# [Description of the task]
Copy every line in the records below that contains the word "products".

# [Records for processing]
--- Begin ---
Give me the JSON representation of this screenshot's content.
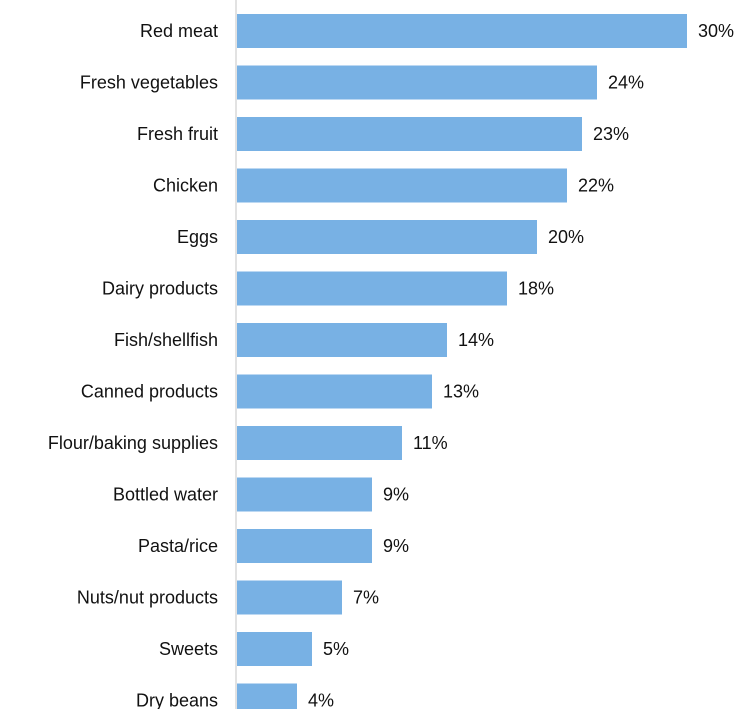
{
  "chart_data": {
    "type": "bar",
    "orientation": "horizontal",
    "categories": [
      "Red meat",
      "Fresh vegetables",
      "Fresh fruit",
      "Chicken",
      "Eggs",
      "Dairy products",
      "Fish/shellfish",
      "Canned products",
      "Flour/baking supplies",
      "Bottled water",
      "Pasta/rice",
      "Nuts/nut products",
      "Sweets",
      "Dry beans"
    ],
    "values": [
      30,
      24,
      23,
      22,
      20,
      18,
      14,
      13,
      11,
      9,
      9,
      7,
      5,
      4
    ],
    "data_labels": [
      "30%",
      "24%",
      "23%",
      "22%",
      "20%",
      "18%",
      "14%",
      "13%",
      "11%",
      "9%",
      "9%",
      "7%",
      "5%",
      "4%"
    ],
    "title": "",
    "xlabel": "",
    "ylabel": "",
    "xlim": [
      0,
      30
    ],
    "bar_color": "#78b1e4",
    "axis_color": "#d9d9d9",
    "grid": false,
    "legend": "none"
  }
}
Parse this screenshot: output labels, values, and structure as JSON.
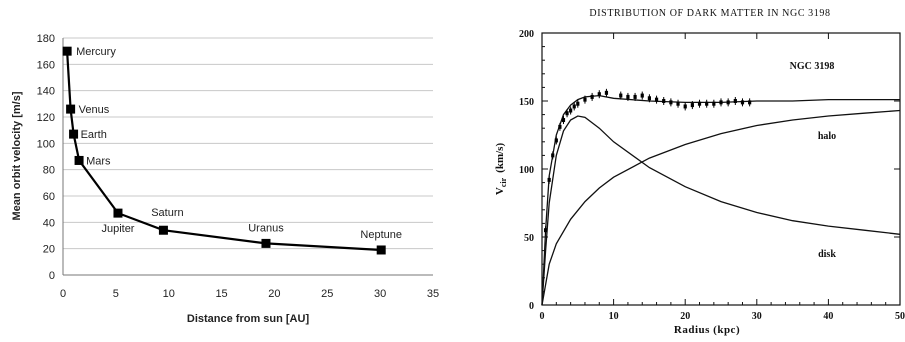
{
  "chart_data": [
    {
      "type": "line",
      "title": "",
      "xlabel": "Distance from sun [AU]",
      "ylabel": "Mean orbit velocity [m/s]",
      "xlim": [
        0,
        35
      ],
      "ylim": [
        0,
        180
      ],
      "xticks": [
        0,
        5,
        10,
        15,
        20,
        25,
        30,
        35
      ],
      "yticks": [
        0,
        20,
        40,
        60,
        80,
        100,
        120,
        140,
        160,
        180
      ],
      "grid": "horizontal",
      "points": [
        {
          "name": "Mercury",
          "x": 0.39,
          "y": 170
        },
        {
          "name": "Venus",
          "x": 0.72,
          "y": 126
        },
        {
          "name": "Earth",
          "x": 1.0,
          "y": 107
        },
        {
          "name": "Mars",
          "x": 1.52,
          "y": 87
        },
        {
          "name": "Jupiter",
          "x": 5.2,
          "y": 47
        },
        {
          "name": "Saturn",
          "x": 9.5,
          "y": 34
        },
        {
          "name": "Uranus",
          "x": 19.2,
          "y": 24
        },
        {
          "name": "Neptune",
          "x": 30.1,
          "y": 19
        }
      ]
    },
    {
      "type": "line",
      "title": "DISTRIBUTION OF DARK MATTER IN NGC 3198",
      "xlabel": "Radius  (kpc)",
      "ylabel": "V_cir (km/s)",
      "ylabel_main": "V",
      "ylabel_sub": "cir",
      "ylabel_unit": "(km/s)",
      "annotation": "NGC 3198",
      "xlim": [
        0,
        50
      ],
      "ylim": [
        0,
        200
      ],
      "xticks": [
        0,
        10,
        20,
        30,
        40,
        50
      ],
      "yticks": [
        0,
        50,
        100,
        150,
        200
      ],
      "series": [
        {
          "name": "halo",
          "x": [
            0,
            1,
            2,
            4,
            6,
            8,
            10,
            15,
            20,
            25,
            30,
            35,
            40,
            45,
            50
          ],
          "y": [
            0,
            30,
            45,
            63,
            76,
            86,
            94,
            108,
            118,
            126,
            132,
            136,
            139,
            141,
            143
          ]
        },
        {
          "name": "disk",
          "x": [
            0,
            0.5,
            1,
            2,
            3,
            4,
            5,
            6,
            8,
            10,
            15,
            20,
            25,
            30,
            35,
            40,
            45,
            50
          ],
          "y": [
            0,
            40,
            75,
            110,
            128,
            136,
            139,
            138,
            130,
            120,
            101,
            87,
            76,
            68,
            62,
            58,
            55,
            52
          ]
        },
        {
          "name": "",
          "x": [
            0,
            0.5,
            1,
            2,
            3,
            4,
            5,
            6,
            8,
            10,
            15,
            20,
            25,
            30,
            35,
            40,
            45,
            50
          ],
          "y": [
            0,
            55,
            95,
            125,
            140,
            147,
            151,
            153,
            154,
            152,
            150,
            149,
            149,
            150,
            150,
            151,
            151,
            151
          ]
        }
      ],
      "observations": {
        "x": [
          0.5,
          1,
          1.5,
          2,
          2.5,
          3,
          3.5,
          4,
          4.5,
          5,
          6,
          7,
          8,
          9,
          11,
          12,
          13,
          14,
          15,
          16,
          17,
          18,
          19,
          20,
          21,
          22,
          23,
          24,
          25,
          26,
          27,
          28,
          29
        ],
        "y": [
          55,
          92,
          110,
          121,
          131,
          136,
          141,
          143,
          146,
          148,
          151,
          153,
          155,
          156,
          154,
          153,
          153,
          154,
          152,
          151,
          150,
          149,
          148,
          146,
          147,
          148,
          148,
          148,
          149,
          149,
          150,
          149,
          149
        ]
      }
    }
  ]
}
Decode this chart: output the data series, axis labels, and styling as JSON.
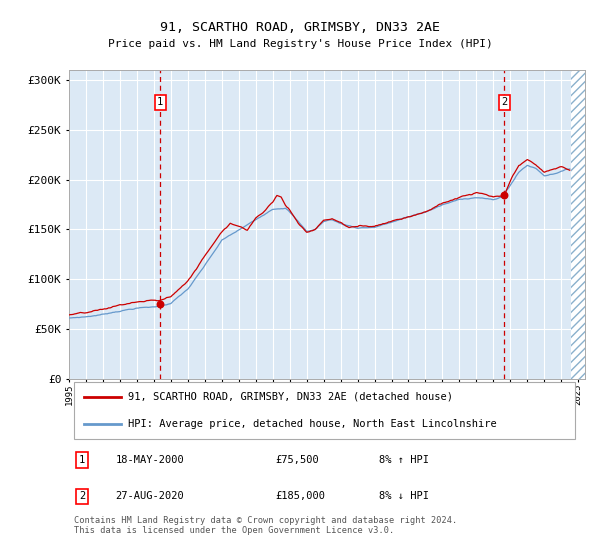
{
  "title": "91, SCARTHO ROAD, GRIMSBY, DN33 2AE",
  "subtitle": "Price paid vs. HM Land Registry's House Price Index (HPI)",
  "background_color": "#dce9f5",
  "plot_bg_color": "#dce9f5",
  "hatch_color": "#9ab8d0",
  "red_line_color": "#cc0000",
  "blue_line_color": "#6699cc",
  "grid_color": "#ffffff",
  "ylim": [
    0,
    310000
  ],
  "yticks": [
    0,
    50000,
    100000,
    150000,
    200000,
    250000,
    300000
  ],
  "ytick_labels": [
    "£0",
    "£50K",
    "£100K",
    "£150K",
    "£200K",
    "£250K",
    "£300K"
  ],
  "annotation1": {
    "label": "1",
    "year": 2000.38,
    "price": 75500
  },
  "annotation2": {
    "label": "2",
    "year": 2020.65,
    "price": 185000
  },
  "legend_line1": "91, SCARTHO ROAD, GRIMSBY, DN33 2AE (detached house)",
  "legend_line2": "HPI: Average price, detached house, North East Lincolnshire",
  "table_row1": [
    "1",
    "18-MAY-2000",
    "£75,500",
    "8% ↑ HPI"
  ],
  "table_row2": [
    "2",
    "27-AUG-2020",
    "£185,000",
    "8% ↓ HPI"
  ],
  "footer": "Contains HM Land Registry data © Crown copyright and database right 2024.\nThis data is licensed under the Open Government Licence v3.0."
}
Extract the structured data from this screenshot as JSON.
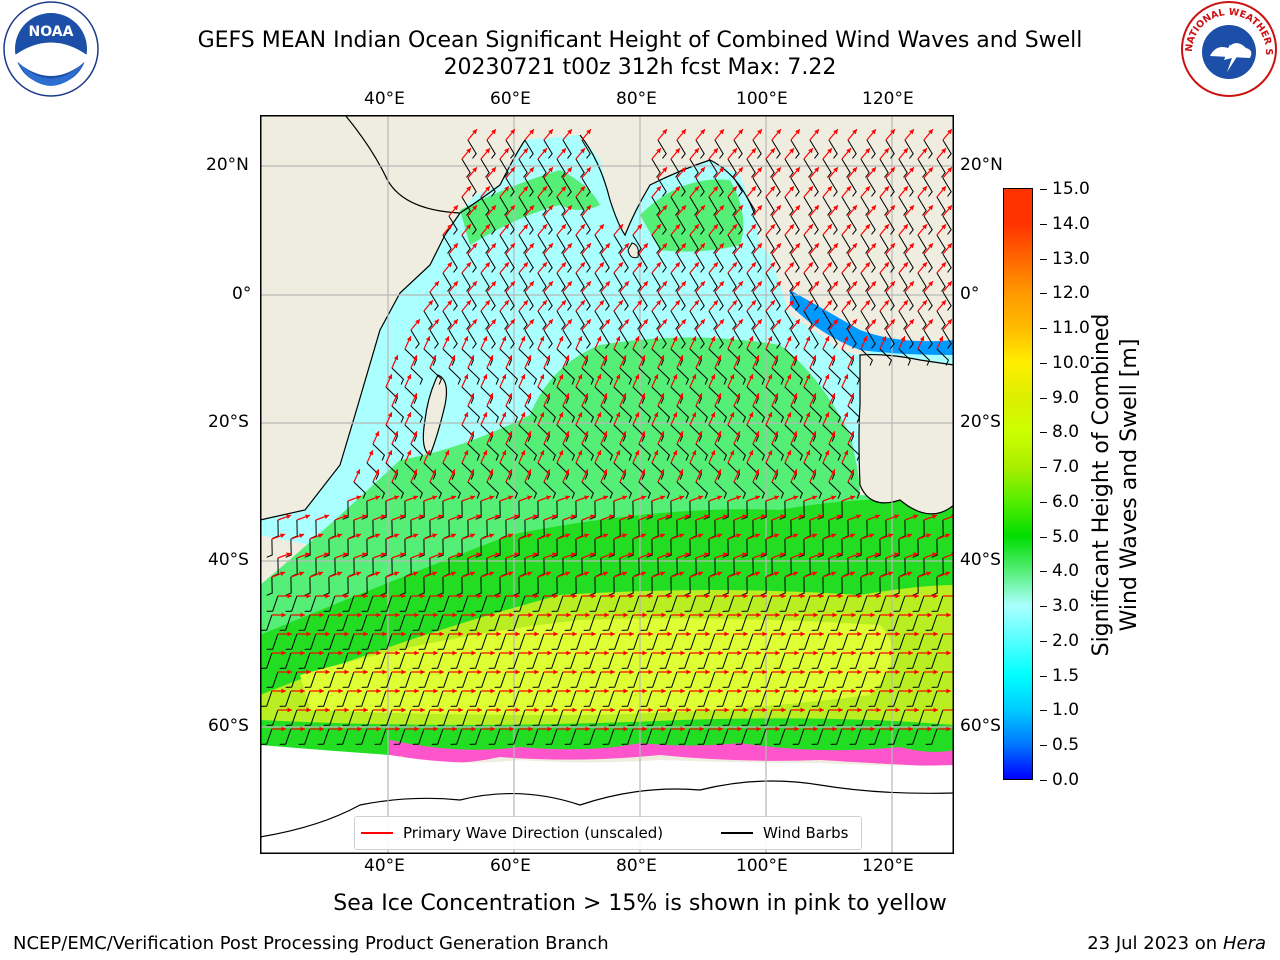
{
  "title": {
    "line1": "GEFS MEAN Indian Ocean Significant Height of Combined Wind Waves and Swell",
    "line2": "20230721 t00z 312h fcst   Max: 7.22"
  },
  "logos": {
    "left": {
      "name": "noaa-logo",
      "text": "NOAA"
    },
    "right": {
      "name": "nws-logo",
      "text": "NATIONAL WEATHER SERVICE"
    }
  },
  "map": {
    "lon_labels_top": [
      "40°E",
      "60°E",
      "80°E",
      "100°E",
      "120°E"
    ],
    "lon_labels_bottom": [
      "40°E",
      "60°E",
      "80°E",
      "100°E",
      "120°E"
    ],
    "lat_labels_left": [
      "20°N",
      "0°",
      "20°S",
      "40°S",
      "60°S"
    ],
    "lat_labels_right": [
      "20°N",
      "0°",
      "20°S",
      "40°S",
      "60°S"
    ],
    "colors": {
      "land": "#efede0",
      "ocean_calm": "#aaffff",
      "band_green": "#55ee77",
      "band_mid": "#22dd22",
      "band_yellow": "#ddff33",
      "ice_pink": "#ff55cc",
      "vector": "#ff0000",
      "barb": "#000000",
      "grid": "#b8b8b8"
    }
  },
  "legend": {
    "primary_wave": "Primary Wave Direction (unscaled)",
    "wind_barbs": "Wind Barbs",
    "primary_color": "#ff0000",
    "barb_color": "#000000"
  },
  "colorbar": {
    "label_line1": "Significant Height of Combined",
    "label_line2": "Wind Waves and Swell [m]",
    "ticks": [
      "0.0",
      "0.5",
      "1.0",
      "1.5",
      "2.0",
      "3.0",
      "4.0",
      "5.0",
      "6.0",
      "7.0",
      "8.0",
      "9.0",
      "10.0",
      "11.0",
      "12.0",
      "13.0",
      "14.0",
      "15.0"
    ],
    "colors": [
      "#0000ff",
      "#0077ff",
      "#00ccff",
      "#00ffff",
      "#55ffff",
      "#aaffff",
      "#55ee77",
      "#00dd00",
      "#55ee00",
      "#aaee00",
      "#ccff00",
      "#ddee00",
      "#ffee00",
      "#ffbb00",
      "#ff9900",
      "#ff6600",
      "#ff3300",
      "#ff0000"
    ]
  },
  "footer": {
    "sea_ice": "Sea Ice Concentration > 15% is shown in pink to yellow",
    "credit": "NCEP/EMC/Verification Post Processing Product Generation Branch",
    "date_prefix": "23 Jul 2023 on ",
    "machine": "Hera"
  }
}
--- End ---
# [Output of the exercise]
      "Dairy products",
      "Canned products",
      "Nuts/nut products",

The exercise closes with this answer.